* [PROBLEM DETAILS] Determine the number of lines that have the string "adjust" in them, and give only that number.
═══ INFORMATION PROVIDED
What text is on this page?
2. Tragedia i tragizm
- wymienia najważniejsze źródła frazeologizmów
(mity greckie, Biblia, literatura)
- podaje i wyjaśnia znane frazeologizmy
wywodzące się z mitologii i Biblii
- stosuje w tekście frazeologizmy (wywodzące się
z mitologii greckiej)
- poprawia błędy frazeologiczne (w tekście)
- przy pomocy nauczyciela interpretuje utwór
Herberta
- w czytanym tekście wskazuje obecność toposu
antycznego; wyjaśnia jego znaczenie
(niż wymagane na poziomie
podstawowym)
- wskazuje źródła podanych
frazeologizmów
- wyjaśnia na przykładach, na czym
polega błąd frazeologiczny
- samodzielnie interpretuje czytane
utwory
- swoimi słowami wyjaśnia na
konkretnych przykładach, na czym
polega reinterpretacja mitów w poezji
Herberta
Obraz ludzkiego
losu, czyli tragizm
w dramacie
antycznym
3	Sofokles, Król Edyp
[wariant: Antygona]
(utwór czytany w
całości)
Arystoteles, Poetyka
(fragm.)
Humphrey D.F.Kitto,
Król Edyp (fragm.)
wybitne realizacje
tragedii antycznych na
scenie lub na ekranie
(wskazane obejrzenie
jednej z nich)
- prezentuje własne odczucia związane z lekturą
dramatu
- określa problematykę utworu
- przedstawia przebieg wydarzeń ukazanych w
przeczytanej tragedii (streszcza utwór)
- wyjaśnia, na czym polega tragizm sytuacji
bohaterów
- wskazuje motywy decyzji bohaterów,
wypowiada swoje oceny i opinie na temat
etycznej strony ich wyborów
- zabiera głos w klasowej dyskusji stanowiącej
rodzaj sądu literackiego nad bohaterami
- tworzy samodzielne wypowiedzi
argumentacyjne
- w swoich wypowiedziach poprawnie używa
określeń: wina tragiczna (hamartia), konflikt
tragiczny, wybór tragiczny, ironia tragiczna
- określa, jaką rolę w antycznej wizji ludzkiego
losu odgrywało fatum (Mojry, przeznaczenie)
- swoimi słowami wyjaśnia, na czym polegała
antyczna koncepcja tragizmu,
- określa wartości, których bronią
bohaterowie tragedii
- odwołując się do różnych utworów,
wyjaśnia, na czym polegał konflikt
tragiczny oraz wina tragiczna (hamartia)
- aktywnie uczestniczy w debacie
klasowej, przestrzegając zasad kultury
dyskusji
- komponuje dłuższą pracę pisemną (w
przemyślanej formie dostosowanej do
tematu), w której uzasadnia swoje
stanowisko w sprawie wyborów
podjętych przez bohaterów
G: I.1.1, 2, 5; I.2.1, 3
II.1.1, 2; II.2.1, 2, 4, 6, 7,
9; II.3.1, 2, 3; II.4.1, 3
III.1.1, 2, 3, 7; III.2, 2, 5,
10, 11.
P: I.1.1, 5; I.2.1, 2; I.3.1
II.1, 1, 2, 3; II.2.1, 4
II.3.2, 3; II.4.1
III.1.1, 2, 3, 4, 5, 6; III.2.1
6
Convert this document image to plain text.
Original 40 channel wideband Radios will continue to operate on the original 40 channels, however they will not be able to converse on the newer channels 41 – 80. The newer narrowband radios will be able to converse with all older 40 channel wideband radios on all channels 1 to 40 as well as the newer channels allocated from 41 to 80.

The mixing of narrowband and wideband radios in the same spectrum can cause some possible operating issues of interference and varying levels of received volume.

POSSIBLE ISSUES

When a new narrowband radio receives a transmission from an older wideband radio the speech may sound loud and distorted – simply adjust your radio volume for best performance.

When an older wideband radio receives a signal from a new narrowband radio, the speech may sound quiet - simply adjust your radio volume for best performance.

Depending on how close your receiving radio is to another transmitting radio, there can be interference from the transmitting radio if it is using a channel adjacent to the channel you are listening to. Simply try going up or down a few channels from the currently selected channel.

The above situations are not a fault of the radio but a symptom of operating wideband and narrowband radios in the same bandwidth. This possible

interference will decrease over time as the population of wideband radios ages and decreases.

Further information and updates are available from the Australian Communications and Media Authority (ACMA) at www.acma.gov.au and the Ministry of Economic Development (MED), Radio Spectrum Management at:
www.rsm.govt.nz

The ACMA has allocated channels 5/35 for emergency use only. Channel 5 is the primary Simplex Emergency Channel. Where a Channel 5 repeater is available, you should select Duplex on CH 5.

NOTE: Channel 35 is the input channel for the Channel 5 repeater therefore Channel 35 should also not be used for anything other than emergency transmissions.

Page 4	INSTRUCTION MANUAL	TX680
══════
* [EXERCISE RESULT] 2